*What the exercise asks*. Pull every line with the word "world" out of the entries below.

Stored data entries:
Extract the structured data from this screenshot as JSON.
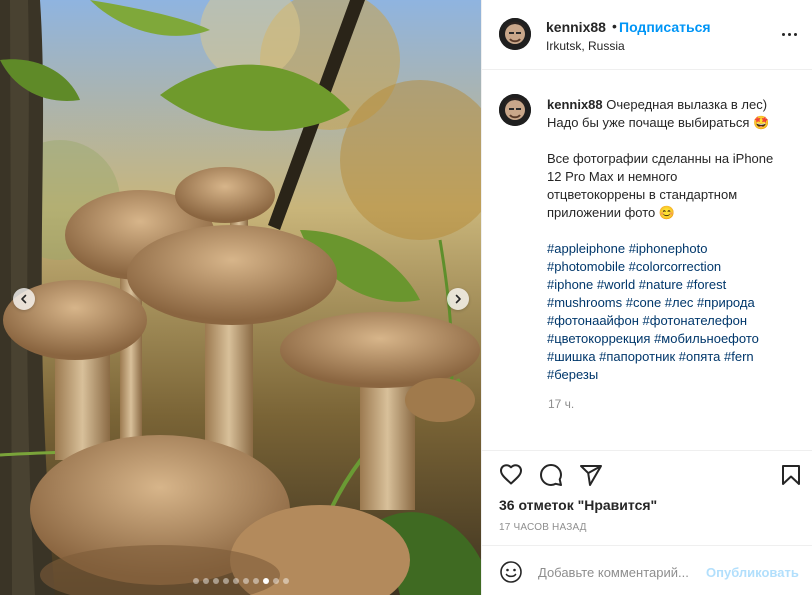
{
  "post": {
    "username": "kennix88",
    "separator": "•",
    "follow_label": "Подписаться",
    "location": "Irkutsk, Russia",
    "caption_lines": [
      {
        "text": "Очередная вылазка в лес)",
        "kind": "first"
      },
      {
        "text": "Надо бы уже почаще выбираться 🤩",
        "kind": "text"
      },
      {
        "text": "",
        "kind": "blank"
      },
      {
        "text": "Все фотографии сделанны на iPhone",
        "kind": "text"
      },
      {
        "text": "12 Pro Max и немного",
        "kind": "text"
      },
      {
        "text": "отцветокоррены в стандартном",
        "kind": "text"
      },
      {
        "text": "приложении фото 😊",
        "kind": "text"
      },
      {
        "text": "",
        "kind": "blank"
      },
      {
        "text": "#appleiphone #iphonephoto",
        "kind": "tags"
      },
      {
        "text": "#photomobile #colorcorrection",
        "kind": "tags"
      },
      {
        "text": "#iphone #world #nature #forest",
        "kind": "tags"
      },
      {
        "text": "#mushrooms #cone #лес #природа",
        "kind": "tags"
      },
      {
        "text": "#фотонаайфон #фотонателефон",
        "kind": "tags"
      },
      {
        "text": "#цветокоррекция #мобильноефото",
        "kind": "tags"
      },
      {
        "text": "#шишка #папоротник #опята #fern",
        "kind": "tags"
      },
      {
        "text": "#березы",
        "kind": "tags"
      }
    ],
    "comment_time": "17 ч.",
    "likes": "36 отметок \"Нравится\"",
    "posted_ago": "17 ЧАСОВ НАЗАД",
    "comment_placeholder": "Добавьте комментарий...",
    "publish_label": "Опубликовать"
  },
  "carousel": {
    "total_slides": 10,
    "active_slide": 8
  },
  "icons": {
    "more": "more-icon",
    "like": "heart-icon",
    "comment": "comment-icon",
    "share": "share-icon",
    "save": "bookmark-icon",
    "emoji": "emoji-icon",
    "prev": "chevron-left-icon",
    "next": "chevron-right-icon"
  },
  "colors": {
    "link_blue": "#0095f6",
    "hashtag": "#00376b",
    "muted": "#8e8e8e",
    "publish_disabled": "#b2dffc"
  }
}
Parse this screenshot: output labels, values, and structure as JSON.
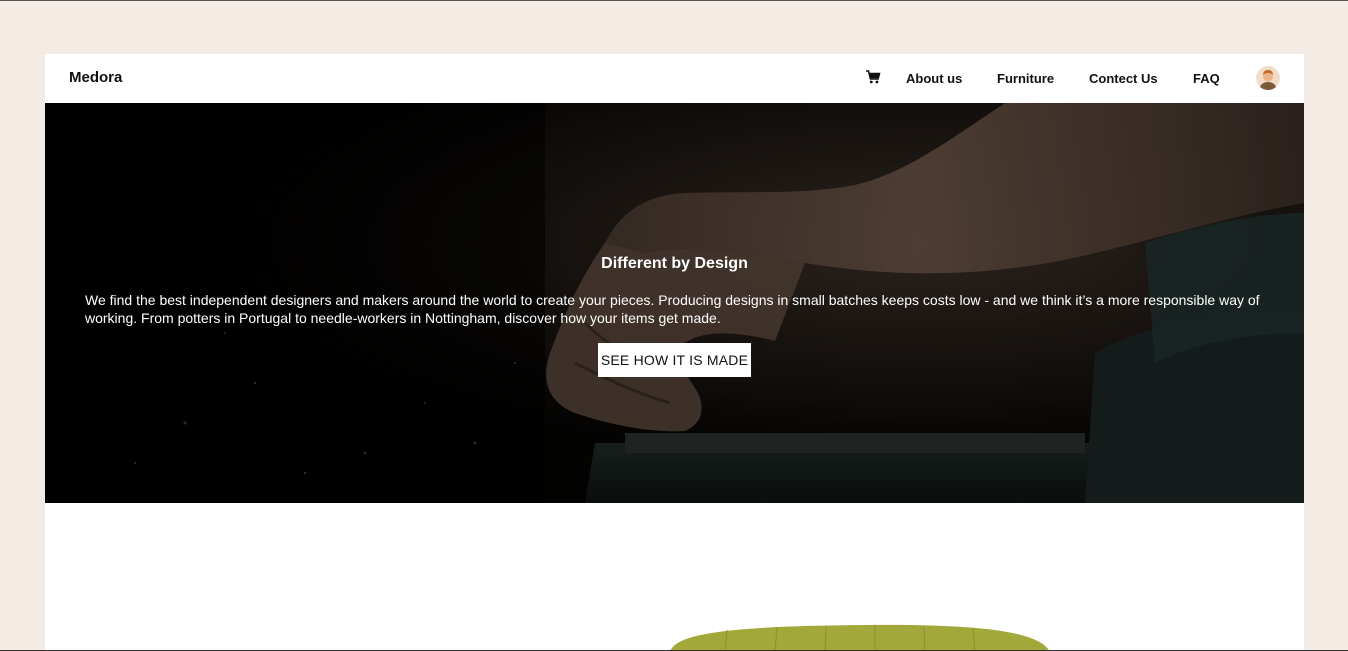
{
  "navbar": {
    "brand": "Medora",
    "cart_icon": "shopping-cart-icon",
    "links": [
      "About us",
      "Furniture",
      "Contect Us",
      "FAQ"
    ],
    "avatar_icon": "user-avatar-icon"
  },
  "hero": {
    "title": "Different by Design",
    "text": "We find the best independent designers and makers around the world to create your pieces. Producing designs in small batches keeps costs low - and we think it’s a more responsible way of working. From potters in Portugal to needle-workers in Nottingham, discover how your items get made.",
    "button_label": "SEE HOW IT IS MADE"
  },
  "colors": {
    "page_background": "#f5ebe5",
    "card_background": "#ffffff",
    "hero_overlay": "#050403",
    "product_green": "#a3a83a"
  }
}
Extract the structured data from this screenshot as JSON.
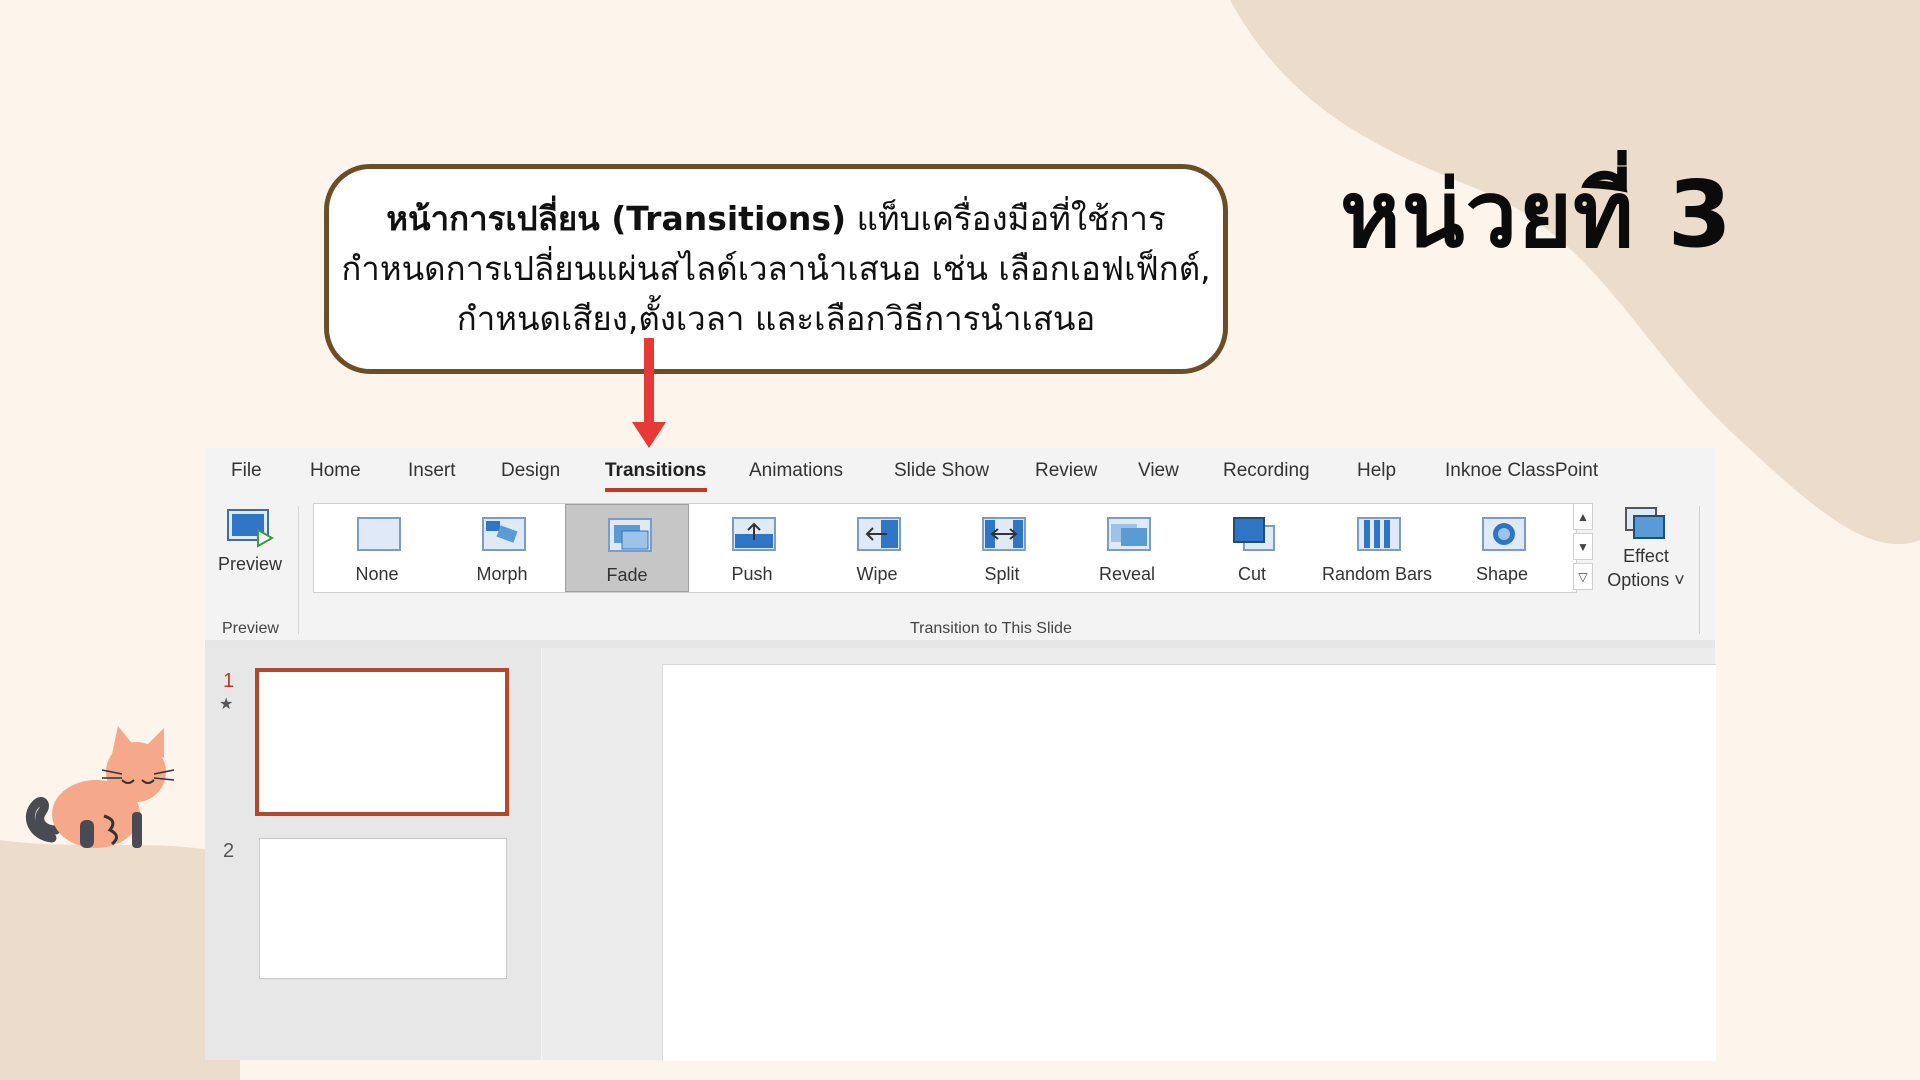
{
  "title": "หน่วยที่ 3",
  "callout": {
    "bold": "หน้าการเปลี่ยน (Transitions)",
    "line1_rest": " แท็บเครื่องมือที่ใช้การ",
    "line2": "กำหนดการเปลี่ยนแผ่นสไลด์เวลานำเสนอ เช่น เลือกเอฟเฟ็กต์,",
    "line3": "กำหนดเสียง,ตั้งเวลา และเลือกวิธีการนำเสนอ"
  },
  "colors": {
    "background": "#fdf4ec",
    "blob": "#ecdccc",
    "callout_border": "#6b4e26",
    "arrow": "#e63a36",
    "accent": "#c0392b"
  },
  "menu": [
    "File",
    "Home",
    "Insert",
    "Design",
    "Transitions",
    "Animations",
    "Slide Show",
    "Review",
    "View",
    "Recording",
    "Help",
    "Inknoe ClassPoint"
  ],
  "active_tab": "Transitions",
  "ribbon": {
    "preview_label": "Preview",
    "preview_group": "Preview",
    "transitions_group": "Transition to This Slide",
    "transitions": [
      "None",
      "Morph",
      "Fade",
      "Push",
      "Wipe",
      "Split",
      "Reveal",
      "Cut",
      "Random Bars",
      "Shape"
    ],
    "selected_transition": "Fade",
    "effect_options_line1": "Effect",
    "effect_options_line2": "Options"
  },
  "slides": {
    "num1": "1",
    "num2": "2",
    "star": "★",
    "selected": "1"
  }
}
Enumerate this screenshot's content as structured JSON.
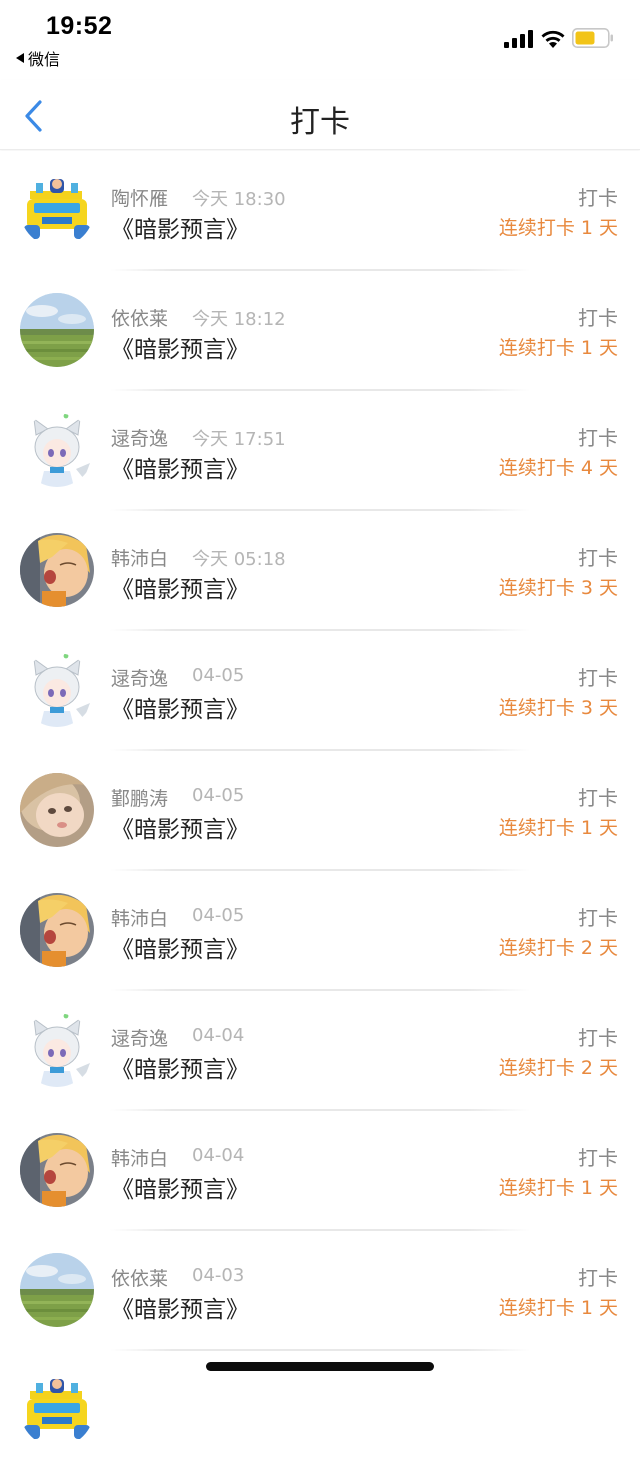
{
  "status_bar": {
    "time": "19:52",
    "back_app": "微信"
  },
  "nav": {
    "title": "打卡"
  },
  "colors": {
    "streak": "#e8893e",
    "back_arrow": "#3b8ae6"
  },
  "items": [
    {
      "name": "陶怀雁",
      "date": "今天 18:30",
      "book": "《暗影预言》",
      "action": "打卡",
      "streak": "连续打卡 1 天",
      "avatar": "toy-car-avatar"
    },
    {
      "name": "依依莱",
      "date": "今天 18:12",
      "book": "《暗影预言》",
      "action": "打卡",
      "streak": "连续打卡 1 天",
      "avatar": "field-avatar"
    },
    {
      "name": "逯奇逸",
      "date": "今天 17:51",
      "book": "《暗影预言》",
      "action": "打卡",
      "streak": "连续打卡 4 天",
      "avatar": "anime-cat-avatar"
    },
    {
      "name": "韩沛白",
      "date": "今天 05:18",
      "book": "《暗影预言》",
      "action": "打卡",
      "streak": "连续打卡 3 天",
      "avatar": "cartoon-face-avatar"
    },
    {
      "name": "逯奇逸",
      "date": "04-05",
      "book": "《暗影预言》",
      "action": "打卡",
      "streak": "连续打卡 3 天",
      "avatar": "anime-cat-avatar"
    },
    {
      "name": "鄞鹏涛",
      "date": "04-05",
      "book": "《暗影预言》",
      "action": "打卡",
      "streak": "连续打卡 1 天",
      "avatar": "child-photo-avatar"
    },
    {
      "name": "韩沛白",
      "date": "04-05",
      "book": "《暗影预言》",
      "action": "打卡",
      "streak": "连续打卡 2 天",
      "avatar": "cartoon-face-avatar"
    },
    {
      "name": "逯奇逸",
      "date": "04-04",
      "book": "《暗影预言》",
      "action": "打卡",
      "streak": "连续打卡 2 天",
      "avatar": "anime-cat-avatar"
    },
    {
      "name": "韩沛白",
      "date": "04-04",
      "book": "《暗影预言》",
      "action": "打卡",
      "streak": "连续打卡 1 天",
      "avatar": "cartoon-face-avatar"
    },
    {
      "name": "依依莱",
      "date": "04-03",
      "book": "《暗影预言》",
      "action": "打卡",
      "streak": "连续打卡 1 天",
      "avatar": "field-avatar"
    },
    {
      "name": "",
      "date": "",
      "book": "",
      "action": "",
      "streak": "",
      "avatar": "toy-car-avatar"
    }
  ]
}
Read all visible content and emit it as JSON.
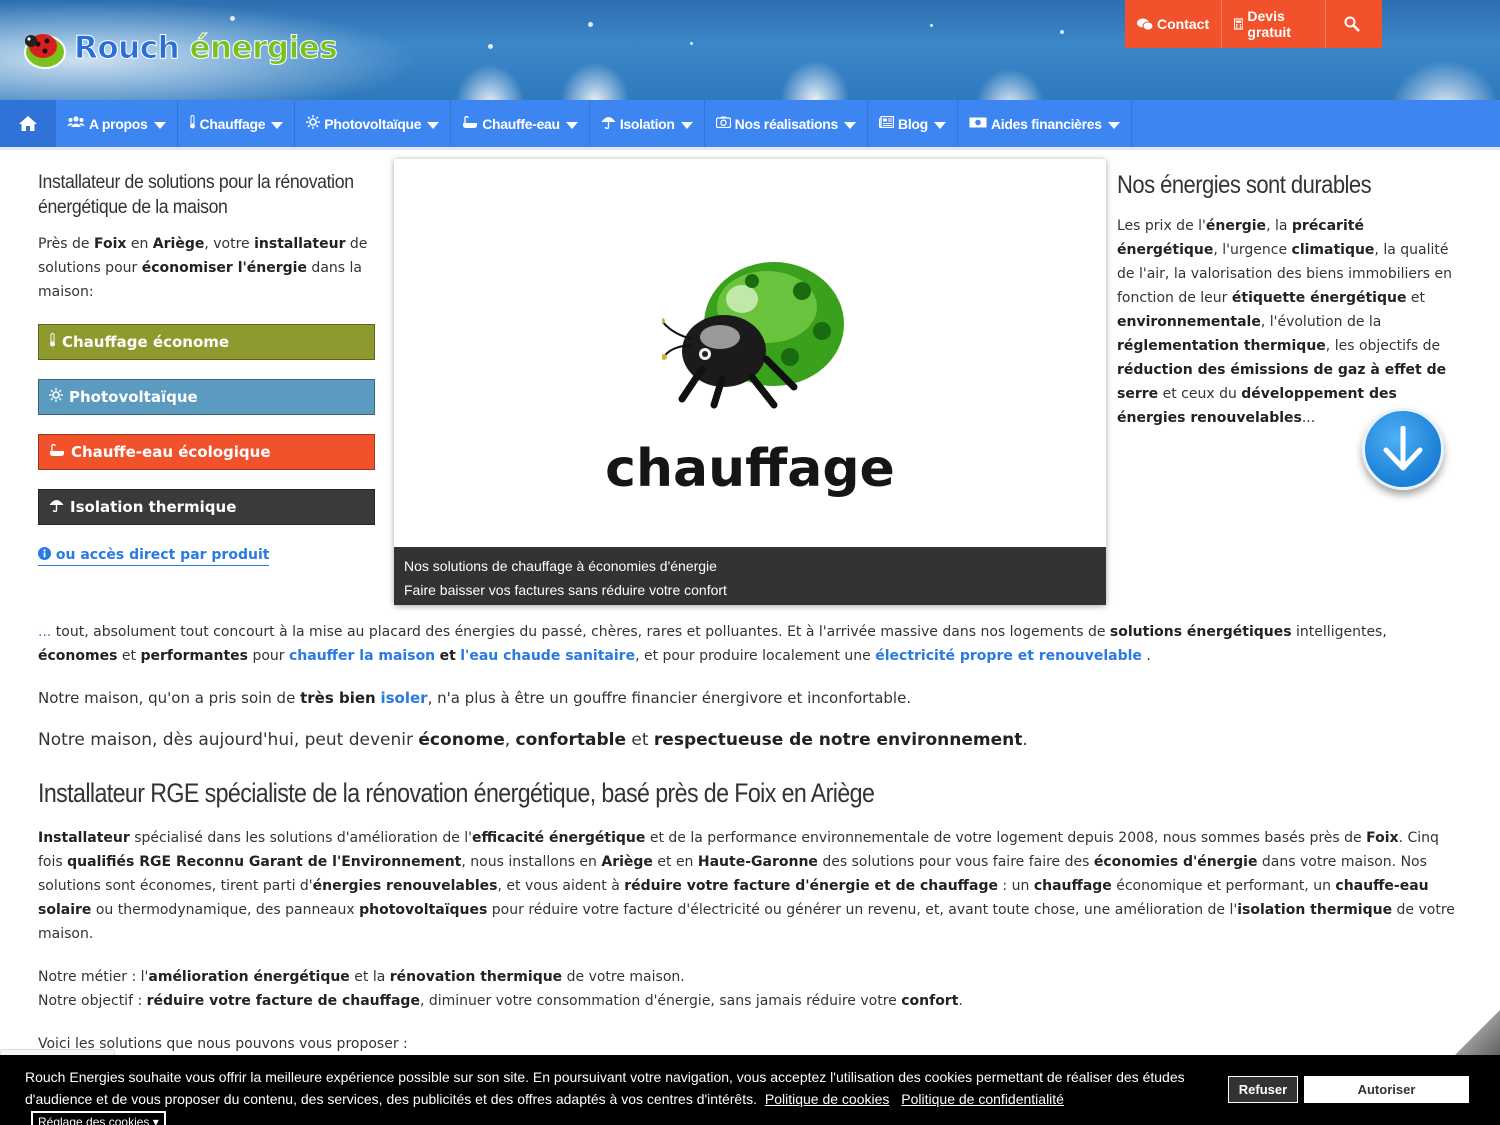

*Solution for this problem*.
        "text": "#iphone #world #nature #forest",
    "text": "We find the best independent designers and makers around the world to create your pieces. Producing designs in small batches keeps costs low - and we think it’s a more responsible way of working. From potters in Portugal to needle-workers in Nottingham, discover how your items get made.",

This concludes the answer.